Records to process ::
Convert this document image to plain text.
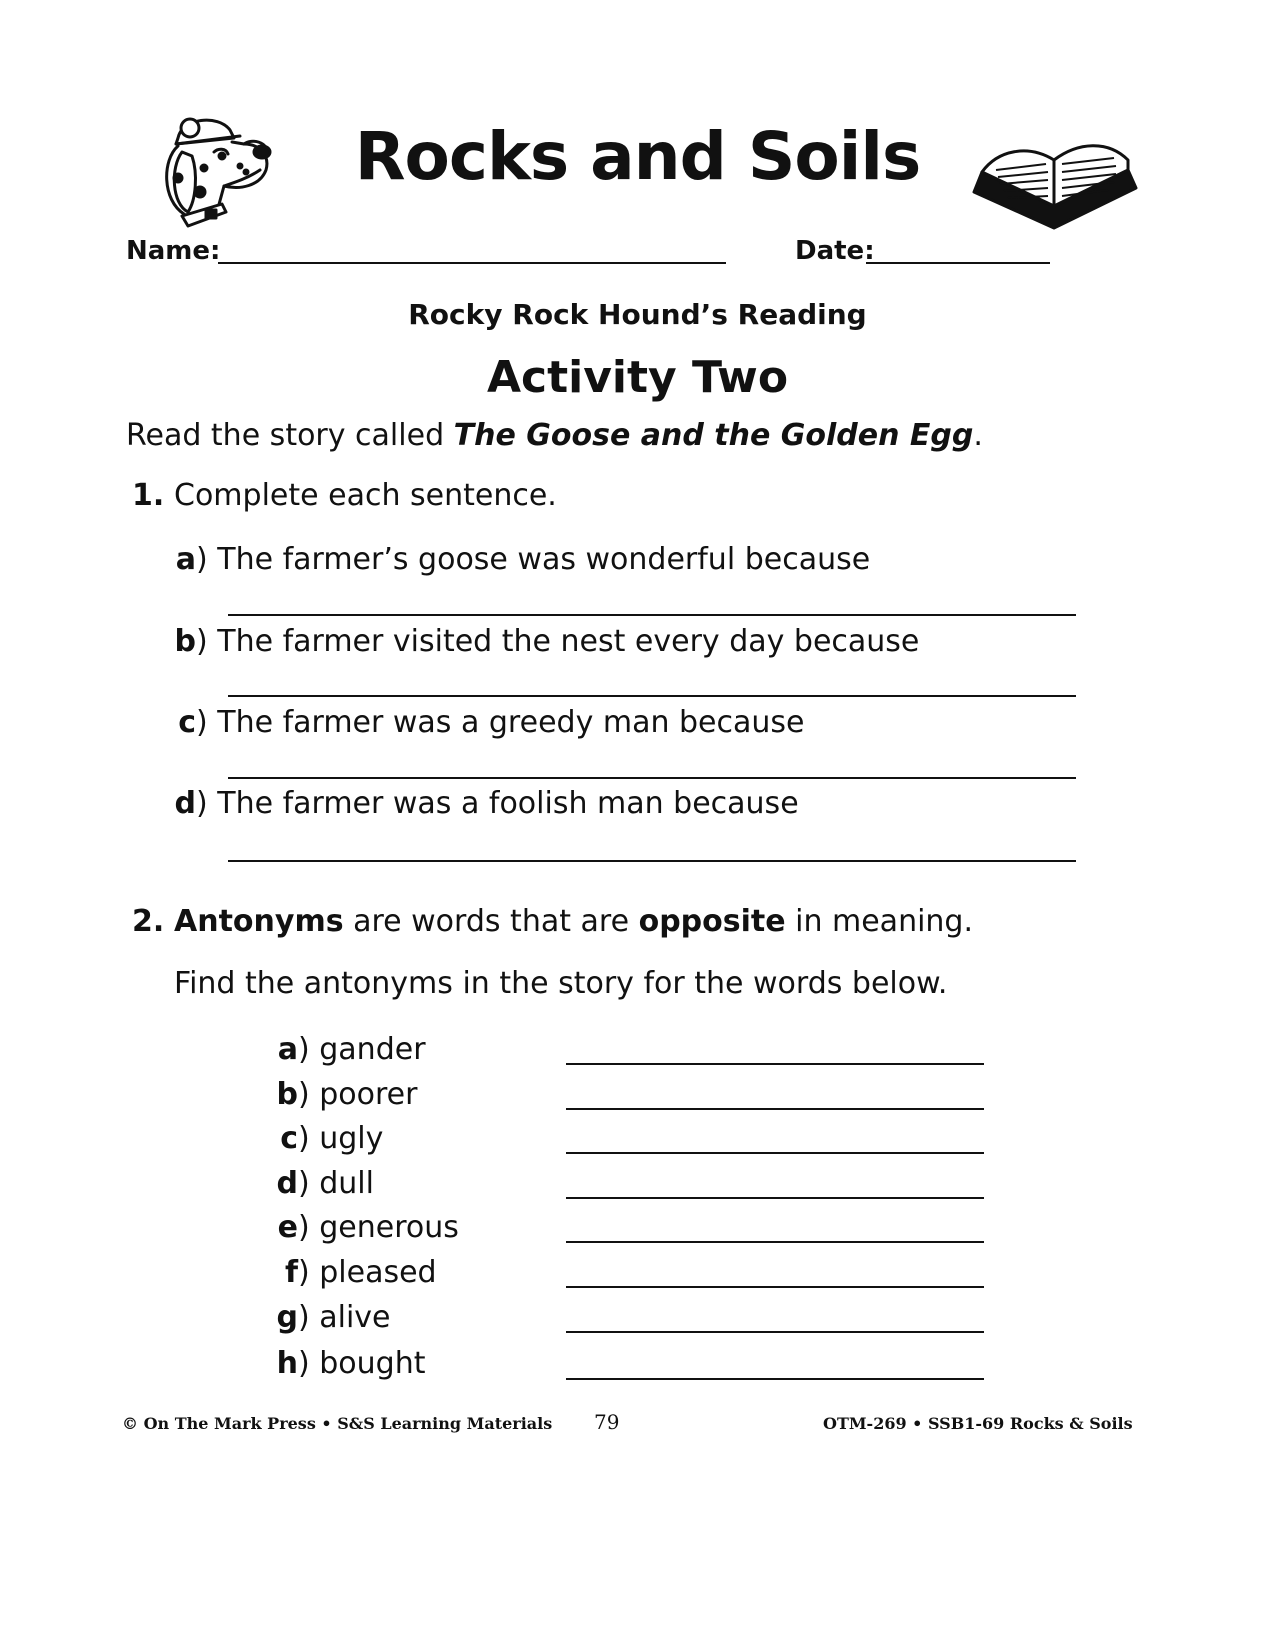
Rocks and Soils
Name:	Date:
Rocky Rock Hound’s Reading
Activity Two
Read the story called The Goose and the Golden Egg.
1. Complete each sentence.
a) The farmer’s goose was wonderful because
b) The farmer visited the nest every day because
c) The farmer was a greedy man because
d) The farmer was a foolish man because
2. Antonyms are words that are opposite in meaning.
Find the antonyms in the story for the words below.
a) gander
b) poorer
c) ugly
d) dull
e) generous
f) pleased
g) alive
h) bought
© On The Mark Press • S&S Learning Materials 79	OTM-269 • SSB1-69 Rocks & Soils
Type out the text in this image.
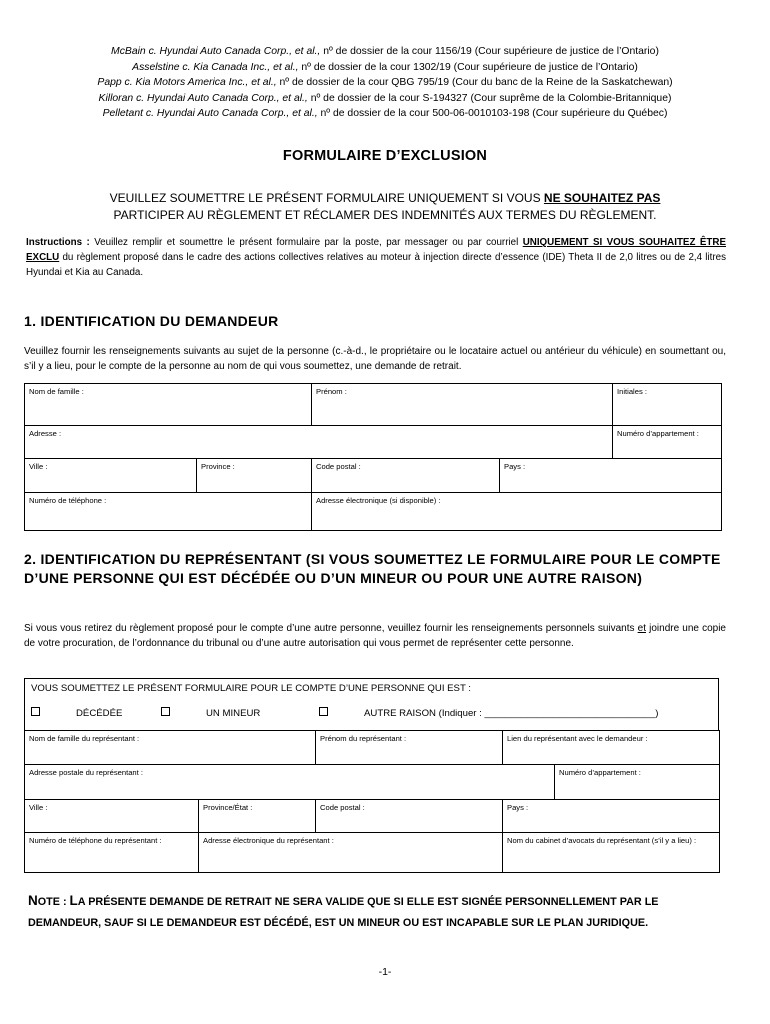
McBain c. Hyundai Auto Canada Corp., et al., nº de dossier de la cour 1156/19 (Cour supérieure de justice de l’Ontario)
Asselstine c. Kia Canada Inc., et al., nº de dossier de la cour 1302/19 (Cour supérieure de justice de l’Ontario)
Papp c. Kia Motors America Inc., et al., nº de dossier de la cour QBG 795/19 (Cour du banc de la Reine de la Saskatchewan)
Killoran c. Hyundai Auto Canada Corp., et al., nº de dossier de la cour S-194327 (Cour suprême de la Colombie-Britannique)
Pelletant c. Hyundai Auto Canada Corp., et al., nº de dossier de la cour 500-06-0010103-198 (Cour supérieure du Québec)
FORMULAIRE D’EXCLUSION
VEUILLEZ SOUMETTRE LE PRÉSENT FORMULAIRE UNIQUEMENT SI VOUS NE SOUHAITEZ PAS
PARTICIPER AU RÈGLEMENT ET RÉCLAMER DES INDEMNITÉS AUX TERMES DU RÈGLEMENT.
Instructions : Veuillez remplir et soumettre le présent formulaire par la poste, par messager ou par courriel UNIQUEMENT SI VOUS SOUHAITEZ ÊTRE EXCLU du règlement proposé dans le cadre des actions collectives relatives au moteur à injection directe d’essence (IDE) Theta II de 2,0 litres ou de 2,4 litres Hyundai et Kia au Canada.
1. IDENTIFICATION DU DEMANDEUR
Veuillez fournir les renseignements suivants au sujet de la personne (c.-à-d., le propriétaire ou le locataire actuel ou antérieur du véhicule) en soumettant ou, s’il y a lieu, pour le compte de la personne au nom de qui vous soumettez, une demande de retrait.
Nom de famille :		Prénom :		Initiales :
Adresse :				Numéro d’appartement :
Ville :	Province :	Code postal :	Pays :	
Numéro de téléphone :		Adresse électronique (si disponible) :		
2. IDENTIFICATION DU REPRÉSENTANT (SI VOUS SOUMETTEZ LE FORMULAIRE POUR LE COMPTE D’UNE PERSONNE QUI EST DÉCÉDÉE OU D’UN MINEUR OU POUR UNE AUTRE RAISON)
Si vous vous retirez du règlement proposé pour le compte d’une autre personne, veuillez fournir les renseignements personnels suivants et joindre une copie de votre procuration, de l’ordonnance du tribunal ou d’une autre autorisation qui vous permet de représenter cette personne.
VOUS SOUMETTEZ LE PRÉSENT FORMULAIRE POUR LE COMPTE D’UNE PERSONNE QUI EST :
DÉCÉDÉE	UN MINEUR	AUTRE RAISON (Indiquer : ________________________________)
Nom de famille du représentant :		Prénom du représentant :	Lien du représentant avec le demandeur :	
Adresse postale du représentant :				Numéro d’appartement :
Ville :	Province/État :	Code postal :	Pays :	
Numéro de téléphone du représentant :	Adresse électronique du représentant :		Nom du cabinet d’avocats du représentant (s’il y a lieu) :	
NOTE : LA PRÉSENTE DEMANDE DE RETRAIT NE SERA VALIDE QUE SI ELLE EST SIGNÉE PERSONNELLEMENT PAR LE DEMANDEUR, SAUF SI LE DEMANDEUR EST DÉCÉDÉ, EST UN MINEUR OU EST INCAPABLE SUR LE PLAN JURIDIQUE.
-1-
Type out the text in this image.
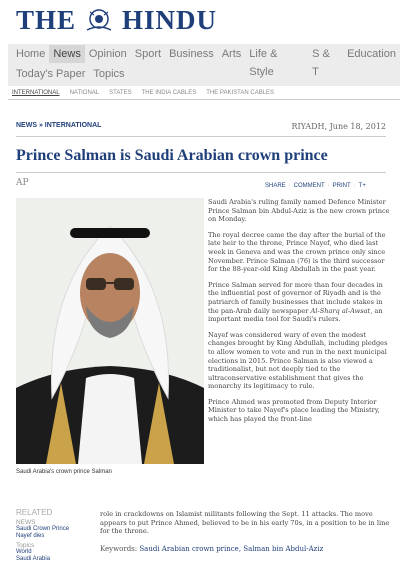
THE HINDU
Home News Opinion Sport Business Arts Life & Style
S & T
Education
Today's Paper Topics
INTERNATIONAL NATIONAL STATES THE INDIA CABLES THE PAKISTAN CABLES
NEWS » INTERNATIONAL	RIYADH, June 18, 2012
Prince Salman is Saudi Arabian crown prince
AP	SHARE · COMMENT · PRINT · T+
Saudi Arabia's crown prince Salman

Saudi Arabia's ruling family named Defence Minister Prince Salman bin Abdul-Aziz is the new crown prince on Monday.

The royal decree came the day after the burial of the late heir to the throne, Prince Nayef, who died last week in Geneva and was the crown prince only since November. Prince Salman (76) is the third successor for the 88-year-old King Abdullah in the past year.

Prince Salman served for more than four decades in the influential post of governor of Riyadh and is the patriarch of family businesses that include stakes in the pan-Arab daily newspaper Al-Sharq al-Awsat, an important media tool for Saudi's rulers.

Nayef was considered wary of even the modest changes brought by King Abdullah, including pledges to allow women to vote and run in the next municipal elections in 2015. Prince Salman is also viewed a traditionalist, but not deeply tied to the ultraconservative establishment that gives the monarchy its legitimacy to rule.

Prince Ahmed was promoted from Deputy Interior Minister to take Nayef's place leading the Ministry, which has played the front-line

role in crackdowns on Islamist militants following the Sept. 11 attacks. The move appears to put Prince Ahmed, believed to be in his early 70s, in a position to be in line for the throne.
RELATED
NEWS
Saudi Crown Prince
Nayef dies
Topics
World
Saudi Arabia
Keywords: Saudi Arabian crown prince, Salman bin Abdul-Aziz
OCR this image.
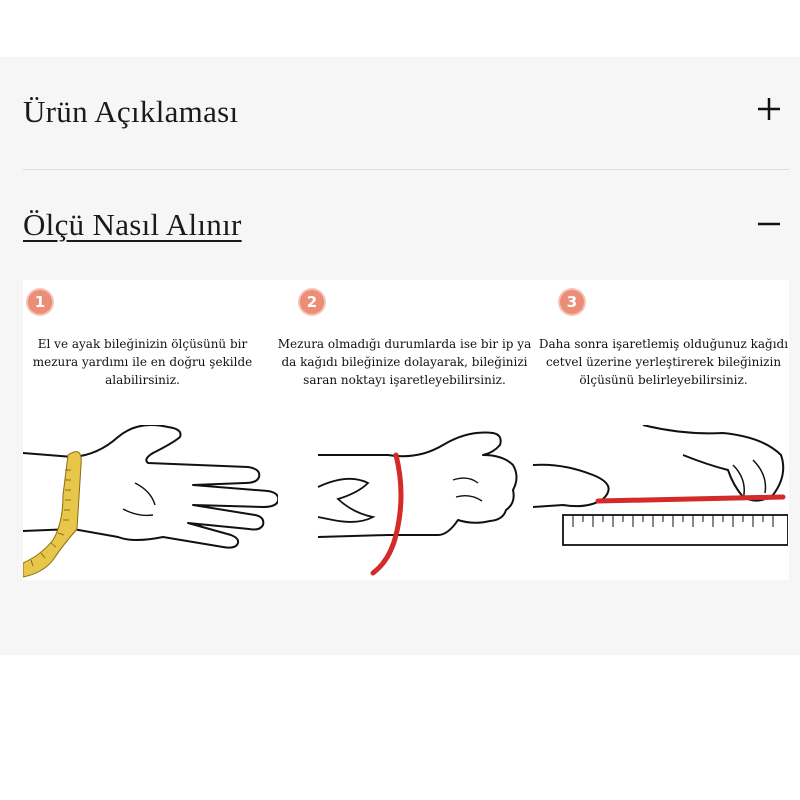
Ürün Açıklaması
Ölçü Nasıl Alınır
1
El ve ayak bileğinizin ölçüsünü bir mezura yardımı ile en doğru şekilde alabilirsiniz.
2
Mezura olmadığı durumlarda ise bir ip ya da kağıdı bileğinize dolayarak, bileğinizi saran noktayı işaretleyebilirsiniz.
3
Daha sonra işaretlemiş olduğunuz kağıdı cetvel üzerine yerleştirerek bileğinizin ölçüsünü belirleyebilirsiniz.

What is expected ::
Extract, from the listing above, every line where the string "Ville" occurs.

Reply ::
Ville :	Province :	Code postal :	Pays :	
Ville :	Province/État :	Code postal :	Pays :	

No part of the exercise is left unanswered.